Stored data entries:
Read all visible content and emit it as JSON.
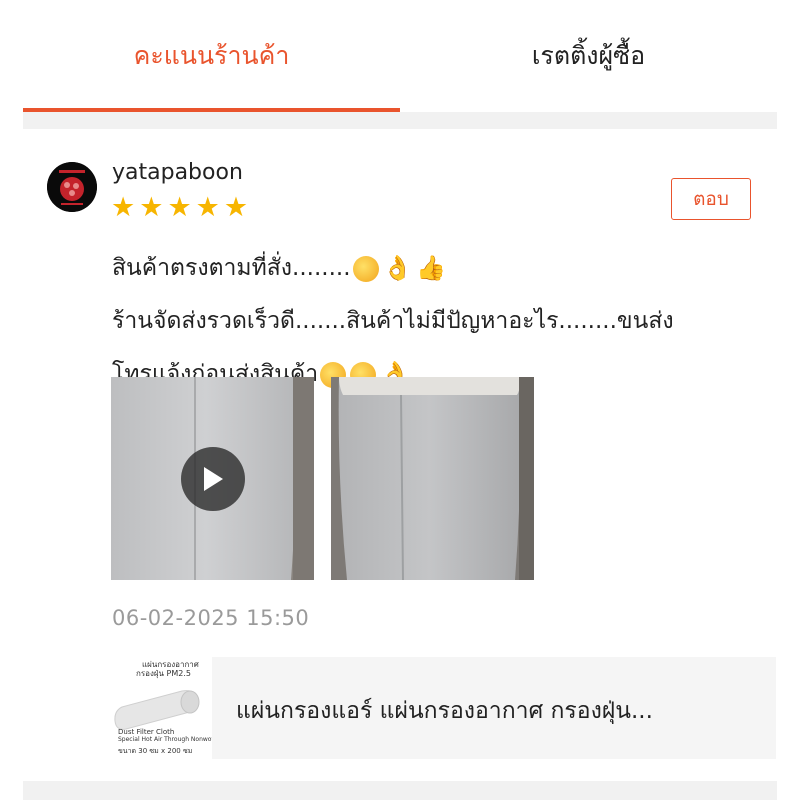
{
  "tabs": [
    {
      "label": "คะแนนร้านค้า",
      "active": true
    },
    {
      "label": "เรตติ้งผู้ซื้อ",
      "active": false
    }
  ],
  "review": {
    "username": "yatapaboon",
    "rating": 5,
    "reply_label": "ตอบ",
    "text_lines": [
      "สินค้าตรงตามที่สั่ง........",
      "ร้านจัดส่งรวดเร็วดี.......สินค้าไม่มีปัญหาอะไร........ขนส่ง",
      "โทรแจ้งก่อนส่งสินค้า"
    ],
    "timestamp": "06-02-2025 15:50",
    "media": [
      {
        "type": "video",
        "icon": "play-icon"
      },
      {
        "type": "image"
      }
    ]
  },
  "product": {
    "name": "แผ่นกรองแอร์ แผ่นกรองอากาศ กรองฝุ่น...",
    "thumb_title_1": "แผ่นกรองอากาศ",
    "thumb_title_2": "กรองฝุ่น PM2.5",
    "thumb_line_1": "Dust Filter Cloth",
    "thumb_line_2": "Special Hot Air Through Nonwovens",
    "thumb_size": "ขนาด 30 ซม x 200 ซม"
  },
  "colors": {
    "accent": "#e9542d",
    "star": "#f7b500",
    "muted": "#9a9a9a",
    "divider": "#f1f1f1"
  }
}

Directions for this task: In the records, locate each line holding the string "นกรองอากาศ" and copy it.

Final answer:
    "name": "แผ่นกรองแอร์ แผ่นกรองอากาศ กรองฝุ่น...",
    "thumb_title_1": "แผ่นกรองอากาศ",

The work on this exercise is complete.